Exercise requirements:
Reproduce all of the records exactly.

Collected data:
[Start]
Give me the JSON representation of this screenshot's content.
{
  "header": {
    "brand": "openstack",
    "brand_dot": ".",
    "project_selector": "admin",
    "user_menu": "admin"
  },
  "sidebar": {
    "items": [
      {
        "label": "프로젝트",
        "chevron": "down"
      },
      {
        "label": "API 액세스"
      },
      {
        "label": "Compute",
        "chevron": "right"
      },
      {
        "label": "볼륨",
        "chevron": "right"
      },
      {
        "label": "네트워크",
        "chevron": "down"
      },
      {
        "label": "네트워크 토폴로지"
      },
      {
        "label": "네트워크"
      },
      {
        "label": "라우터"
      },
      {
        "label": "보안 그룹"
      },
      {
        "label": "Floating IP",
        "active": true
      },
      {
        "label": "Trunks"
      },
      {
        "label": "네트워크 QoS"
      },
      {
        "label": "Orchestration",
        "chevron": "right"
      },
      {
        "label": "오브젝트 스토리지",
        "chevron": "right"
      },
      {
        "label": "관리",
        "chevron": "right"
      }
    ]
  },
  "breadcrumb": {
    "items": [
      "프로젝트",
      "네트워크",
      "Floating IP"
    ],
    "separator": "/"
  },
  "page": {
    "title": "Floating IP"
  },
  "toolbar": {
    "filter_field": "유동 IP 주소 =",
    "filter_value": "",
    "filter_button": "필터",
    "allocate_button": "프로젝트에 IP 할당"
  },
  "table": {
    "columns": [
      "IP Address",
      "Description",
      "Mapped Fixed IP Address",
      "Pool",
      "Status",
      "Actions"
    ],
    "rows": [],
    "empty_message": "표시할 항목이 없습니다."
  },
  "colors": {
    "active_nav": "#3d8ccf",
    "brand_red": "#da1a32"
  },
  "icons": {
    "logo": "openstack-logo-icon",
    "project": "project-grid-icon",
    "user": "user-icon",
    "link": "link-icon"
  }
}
[End]
Solution to the problem:
Give me the JSON representation of this screenshot's content.
{
  "header": {
    "brand": "openstack",
    "brand_dot": ".",
    "project_selector": "admin",
    "user_menu": "admin"
  },
  "sidebar": {
    "items": [
      {
        "label": "프로젝트",
        "chevron": "down"
      },
      {
        "label": "API 액세스"
      },
      {
        "label": "Compute",
        "chevron": "right"
      },
      {
        "label": "볼륨",
        "chevron": "right"
      },
      {
        "label": "네트워크",
        "chevron": "down"
      },
      {
        "label": "네트워크 토폴로지"
      },
      {
        "label": "네트워크"
      },
      {
        "label": "라우터"
      },
      {
        "label": "보안 그룹"
      },
      {
        "label": "Floating IP",
        "active": true
      },
      {
        "label": "Trunks"
      },
      {
        "label": "네트워크 QoS"
      },
      {
        "label": "Orchestration",
        "chevron": "right"
      },
      {
        "label": "오브젝트 스토리지",
        "chevron": "right"
      },
      {
        "label": "관리",
        "chevron": "right"
      }
    ]
  },
  "breadcrumb": {
    "items": [
      "프로젝트",
      "네트워크",
      "Floating IP"
    ],
    "separator": "/"
  },
  "page": {
    "title": "Floating IP"
  },
  "toolbar": {
    "filter_field": "유동 IP 주소 =",
    "filter_value": "",
    "filter_button": "필터",
    "allocate_button": "프로젝트에 IP 할당"
  },
  "table": {
    "columns": [
      "IP Address",
      "Description",
      "Mapped Fixed IP Address",
      "Pool",
      "Status",
      "Actions"
    ],
    "rows": [],
    "empty_message": "표시할 항목이 없습니다."
  },
  "colors": {
    "active_nav": "#3d8ccf",
    "brand_red": "#da1a32"
  },
  "icons": {
    "logo": "openstack-logo-icon",
    "project": "project-grid-icon",
    "user": "user-icon",
    "link": "link-icon"
  }
}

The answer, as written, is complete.